#### [Exercise]
Look over the entries that follow and work out how many lines contain "JSON". State the number only.

#### [A block of data]
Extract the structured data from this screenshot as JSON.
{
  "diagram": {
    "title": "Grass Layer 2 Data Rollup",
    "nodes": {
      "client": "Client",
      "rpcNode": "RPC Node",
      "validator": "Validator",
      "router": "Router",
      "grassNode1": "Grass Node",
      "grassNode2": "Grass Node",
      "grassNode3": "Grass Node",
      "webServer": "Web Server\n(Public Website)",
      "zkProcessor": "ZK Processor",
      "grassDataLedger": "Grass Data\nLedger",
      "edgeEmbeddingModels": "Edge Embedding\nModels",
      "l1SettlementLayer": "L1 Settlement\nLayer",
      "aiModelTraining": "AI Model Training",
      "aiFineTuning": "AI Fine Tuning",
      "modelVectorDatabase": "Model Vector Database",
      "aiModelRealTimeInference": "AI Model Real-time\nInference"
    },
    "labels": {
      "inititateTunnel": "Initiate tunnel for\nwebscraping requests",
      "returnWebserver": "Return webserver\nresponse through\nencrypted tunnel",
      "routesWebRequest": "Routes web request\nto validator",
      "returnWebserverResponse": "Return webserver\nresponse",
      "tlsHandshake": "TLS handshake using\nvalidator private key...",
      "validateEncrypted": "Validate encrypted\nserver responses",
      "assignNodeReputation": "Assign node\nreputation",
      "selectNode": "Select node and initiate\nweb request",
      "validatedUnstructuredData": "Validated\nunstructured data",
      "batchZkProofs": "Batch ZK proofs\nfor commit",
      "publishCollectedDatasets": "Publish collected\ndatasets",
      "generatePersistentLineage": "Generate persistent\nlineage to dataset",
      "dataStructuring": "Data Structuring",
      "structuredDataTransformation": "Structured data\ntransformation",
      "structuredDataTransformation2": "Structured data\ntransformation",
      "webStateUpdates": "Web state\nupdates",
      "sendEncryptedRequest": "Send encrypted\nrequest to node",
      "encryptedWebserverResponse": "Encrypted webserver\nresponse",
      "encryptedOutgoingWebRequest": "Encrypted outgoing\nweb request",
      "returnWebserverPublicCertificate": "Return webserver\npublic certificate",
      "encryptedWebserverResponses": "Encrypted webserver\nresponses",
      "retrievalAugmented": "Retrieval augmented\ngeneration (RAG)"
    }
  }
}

==

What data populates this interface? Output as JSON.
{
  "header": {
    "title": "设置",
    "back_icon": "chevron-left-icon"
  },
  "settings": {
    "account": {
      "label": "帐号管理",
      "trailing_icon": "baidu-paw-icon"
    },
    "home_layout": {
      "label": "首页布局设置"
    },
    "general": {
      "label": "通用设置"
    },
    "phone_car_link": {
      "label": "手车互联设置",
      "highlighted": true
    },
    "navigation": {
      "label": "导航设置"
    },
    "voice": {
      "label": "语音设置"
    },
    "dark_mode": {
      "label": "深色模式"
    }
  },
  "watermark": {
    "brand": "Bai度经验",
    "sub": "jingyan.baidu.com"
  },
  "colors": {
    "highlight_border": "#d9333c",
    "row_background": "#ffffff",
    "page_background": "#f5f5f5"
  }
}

#### [Exercise result]
2